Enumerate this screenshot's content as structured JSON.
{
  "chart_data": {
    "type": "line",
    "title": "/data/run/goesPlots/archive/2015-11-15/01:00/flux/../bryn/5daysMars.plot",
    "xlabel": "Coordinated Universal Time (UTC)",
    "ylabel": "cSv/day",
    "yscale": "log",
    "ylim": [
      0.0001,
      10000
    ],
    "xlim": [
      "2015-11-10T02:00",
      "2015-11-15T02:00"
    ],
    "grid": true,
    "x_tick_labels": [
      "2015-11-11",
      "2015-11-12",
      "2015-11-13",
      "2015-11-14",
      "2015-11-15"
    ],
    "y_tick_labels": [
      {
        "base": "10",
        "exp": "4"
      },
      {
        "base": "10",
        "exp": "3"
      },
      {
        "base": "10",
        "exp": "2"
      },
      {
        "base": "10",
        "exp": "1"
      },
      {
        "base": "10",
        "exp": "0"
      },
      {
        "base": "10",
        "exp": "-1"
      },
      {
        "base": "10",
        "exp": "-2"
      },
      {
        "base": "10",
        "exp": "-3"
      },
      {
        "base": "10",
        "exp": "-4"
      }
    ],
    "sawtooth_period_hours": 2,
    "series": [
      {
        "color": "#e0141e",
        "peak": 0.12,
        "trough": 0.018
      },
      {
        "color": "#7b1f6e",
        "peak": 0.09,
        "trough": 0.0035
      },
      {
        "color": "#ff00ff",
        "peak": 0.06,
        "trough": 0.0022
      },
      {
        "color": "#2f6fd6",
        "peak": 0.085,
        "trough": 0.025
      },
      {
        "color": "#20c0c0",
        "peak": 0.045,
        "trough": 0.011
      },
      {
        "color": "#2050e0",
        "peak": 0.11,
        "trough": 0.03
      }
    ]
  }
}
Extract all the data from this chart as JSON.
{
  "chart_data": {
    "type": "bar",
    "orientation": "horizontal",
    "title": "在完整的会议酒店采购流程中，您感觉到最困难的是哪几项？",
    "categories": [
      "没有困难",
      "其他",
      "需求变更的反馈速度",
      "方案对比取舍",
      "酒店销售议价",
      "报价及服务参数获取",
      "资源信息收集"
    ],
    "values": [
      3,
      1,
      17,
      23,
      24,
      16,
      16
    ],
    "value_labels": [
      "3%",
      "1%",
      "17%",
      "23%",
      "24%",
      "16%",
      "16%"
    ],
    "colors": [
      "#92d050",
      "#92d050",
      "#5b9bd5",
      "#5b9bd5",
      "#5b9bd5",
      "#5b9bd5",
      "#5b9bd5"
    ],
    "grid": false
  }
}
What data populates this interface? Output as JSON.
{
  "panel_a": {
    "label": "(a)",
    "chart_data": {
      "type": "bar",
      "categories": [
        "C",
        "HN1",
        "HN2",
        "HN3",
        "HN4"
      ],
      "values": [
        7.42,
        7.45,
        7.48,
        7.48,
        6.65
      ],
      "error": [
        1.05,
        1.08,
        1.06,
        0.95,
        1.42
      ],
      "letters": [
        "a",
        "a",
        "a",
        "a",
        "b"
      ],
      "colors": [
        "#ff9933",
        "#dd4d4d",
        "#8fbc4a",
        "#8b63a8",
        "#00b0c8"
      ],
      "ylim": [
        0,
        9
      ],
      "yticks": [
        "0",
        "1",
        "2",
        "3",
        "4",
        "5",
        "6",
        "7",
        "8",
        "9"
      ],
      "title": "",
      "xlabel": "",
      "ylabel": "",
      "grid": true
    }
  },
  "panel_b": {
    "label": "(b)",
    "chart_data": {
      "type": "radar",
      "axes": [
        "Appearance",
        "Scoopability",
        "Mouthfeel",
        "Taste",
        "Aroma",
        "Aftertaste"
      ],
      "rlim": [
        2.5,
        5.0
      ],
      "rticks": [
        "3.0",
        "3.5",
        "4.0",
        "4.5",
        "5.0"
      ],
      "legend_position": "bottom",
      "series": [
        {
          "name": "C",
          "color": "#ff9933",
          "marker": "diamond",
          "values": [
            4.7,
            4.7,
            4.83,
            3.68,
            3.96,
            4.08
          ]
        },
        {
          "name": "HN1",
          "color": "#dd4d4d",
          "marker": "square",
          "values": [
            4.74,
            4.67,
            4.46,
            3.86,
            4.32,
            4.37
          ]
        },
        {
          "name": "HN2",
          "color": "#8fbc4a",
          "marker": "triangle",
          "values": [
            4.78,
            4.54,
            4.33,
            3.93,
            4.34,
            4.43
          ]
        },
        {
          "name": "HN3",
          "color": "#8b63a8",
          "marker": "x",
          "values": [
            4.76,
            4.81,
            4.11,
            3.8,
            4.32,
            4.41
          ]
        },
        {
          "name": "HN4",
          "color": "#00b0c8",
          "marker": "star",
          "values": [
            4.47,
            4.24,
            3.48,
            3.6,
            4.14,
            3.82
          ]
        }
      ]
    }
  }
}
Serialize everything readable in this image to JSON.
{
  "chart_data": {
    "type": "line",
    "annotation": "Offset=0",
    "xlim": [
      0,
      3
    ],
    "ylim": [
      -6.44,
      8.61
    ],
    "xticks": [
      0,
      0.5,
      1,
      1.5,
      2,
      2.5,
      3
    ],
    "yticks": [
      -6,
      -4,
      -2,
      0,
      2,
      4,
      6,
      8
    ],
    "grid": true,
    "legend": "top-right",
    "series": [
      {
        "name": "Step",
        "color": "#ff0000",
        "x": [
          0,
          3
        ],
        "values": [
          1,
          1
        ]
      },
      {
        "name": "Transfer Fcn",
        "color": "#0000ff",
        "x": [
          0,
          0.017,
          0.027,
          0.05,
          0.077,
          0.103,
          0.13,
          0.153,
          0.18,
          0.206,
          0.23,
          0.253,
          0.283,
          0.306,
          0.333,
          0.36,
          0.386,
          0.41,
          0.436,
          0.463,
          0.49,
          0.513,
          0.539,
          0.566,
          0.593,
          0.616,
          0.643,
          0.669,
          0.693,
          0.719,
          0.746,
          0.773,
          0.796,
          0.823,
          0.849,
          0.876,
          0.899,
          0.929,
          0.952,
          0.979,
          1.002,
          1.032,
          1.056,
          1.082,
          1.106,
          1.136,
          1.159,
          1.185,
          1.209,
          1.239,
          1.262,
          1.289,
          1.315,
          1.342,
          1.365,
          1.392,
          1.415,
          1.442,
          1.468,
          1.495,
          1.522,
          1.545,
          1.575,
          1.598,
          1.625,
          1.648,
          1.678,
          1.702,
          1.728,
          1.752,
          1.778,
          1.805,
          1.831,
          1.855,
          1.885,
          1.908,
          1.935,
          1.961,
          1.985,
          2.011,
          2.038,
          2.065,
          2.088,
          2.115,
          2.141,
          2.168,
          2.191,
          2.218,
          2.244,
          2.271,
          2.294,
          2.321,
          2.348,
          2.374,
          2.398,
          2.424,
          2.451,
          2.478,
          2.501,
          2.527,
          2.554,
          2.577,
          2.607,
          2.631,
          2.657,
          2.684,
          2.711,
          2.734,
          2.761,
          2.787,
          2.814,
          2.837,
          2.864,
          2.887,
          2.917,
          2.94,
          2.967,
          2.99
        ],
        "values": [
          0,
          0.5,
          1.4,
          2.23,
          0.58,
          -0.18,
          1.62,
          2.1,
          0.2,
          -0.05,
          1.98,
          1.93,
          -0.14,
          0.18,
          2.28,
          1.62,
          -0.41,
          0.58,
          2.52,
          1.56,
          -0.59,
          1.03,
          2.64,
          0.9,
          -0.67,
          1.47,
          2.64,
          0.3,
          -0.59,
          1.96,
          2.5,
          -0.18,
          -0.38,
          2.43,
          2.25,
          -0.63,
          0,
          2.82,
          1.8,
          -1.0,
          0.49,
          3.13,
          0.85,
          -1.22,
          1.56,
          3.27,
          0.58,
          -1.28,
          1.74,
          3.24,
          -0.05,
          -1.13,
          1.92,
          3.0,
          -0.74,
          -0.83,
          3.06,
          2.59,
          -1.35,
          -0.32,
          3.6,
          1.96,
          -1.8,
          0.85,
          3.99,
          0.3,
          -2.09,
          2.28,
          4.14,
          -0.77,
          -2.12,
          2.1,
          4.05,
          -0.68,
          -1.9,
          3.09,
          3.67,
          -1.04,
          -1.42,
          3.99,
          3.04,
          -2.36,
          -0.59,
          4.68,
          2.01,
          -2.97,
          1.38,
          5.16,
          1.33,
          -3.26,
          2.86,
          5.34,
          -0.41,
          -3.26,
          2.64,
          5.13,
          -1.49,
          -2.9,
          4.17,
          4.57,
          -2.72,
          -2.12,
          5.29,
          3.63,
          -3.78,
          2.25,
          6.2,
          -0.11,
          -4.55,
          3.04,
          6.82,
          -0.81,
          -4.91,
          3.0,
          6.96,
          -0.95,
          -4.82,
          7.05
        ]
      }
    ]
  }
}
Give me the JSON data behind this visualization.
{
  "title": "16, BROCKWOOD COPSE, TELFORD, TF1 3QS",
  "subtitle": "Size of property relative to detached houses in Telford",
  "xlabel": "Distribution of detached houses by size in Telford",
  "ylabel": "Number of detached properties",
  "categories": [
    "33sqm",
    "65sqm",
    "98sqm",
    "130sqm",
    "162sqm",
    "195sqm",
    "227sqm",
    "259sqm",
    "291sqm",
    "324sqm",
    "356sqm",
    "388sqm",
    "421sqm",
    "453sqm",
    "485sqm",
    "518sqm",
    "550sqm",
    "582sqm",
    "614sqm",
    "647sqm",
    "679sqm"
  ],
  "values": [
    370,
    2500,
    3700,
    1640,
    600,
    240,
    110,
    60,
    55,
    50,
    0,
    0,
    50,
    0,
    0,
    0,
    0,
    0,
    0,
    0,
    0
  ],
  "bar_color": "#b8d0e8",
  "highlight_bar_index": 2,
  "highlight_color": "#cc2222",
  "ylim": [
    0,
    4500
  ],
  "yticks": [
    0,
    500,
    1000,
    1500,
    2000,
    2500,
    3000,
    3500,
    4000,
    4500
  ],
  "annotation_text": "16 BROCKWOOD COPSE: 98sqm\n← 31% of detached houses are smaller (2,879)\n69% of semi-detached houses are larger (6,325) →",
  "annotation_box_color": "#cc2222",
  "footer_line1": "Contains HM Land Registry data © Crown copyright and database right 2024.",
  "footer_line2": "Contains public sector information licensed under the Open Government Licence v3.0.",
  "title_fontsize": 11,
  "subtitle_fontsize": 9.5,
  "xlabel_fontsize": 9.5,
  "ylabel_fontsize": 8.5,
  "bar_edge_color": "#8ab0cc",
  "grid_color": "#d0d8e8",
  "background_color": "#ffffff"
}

▸ TASK TO COMPLETE: Copy out every line of the material above that mentions the word "right".

▸ OUTPUT FOR THIS TASK:
    "legend": "top-right",
  "footer_line1": "Contains HM Land Registry data © Crown copyright and database right 2024.",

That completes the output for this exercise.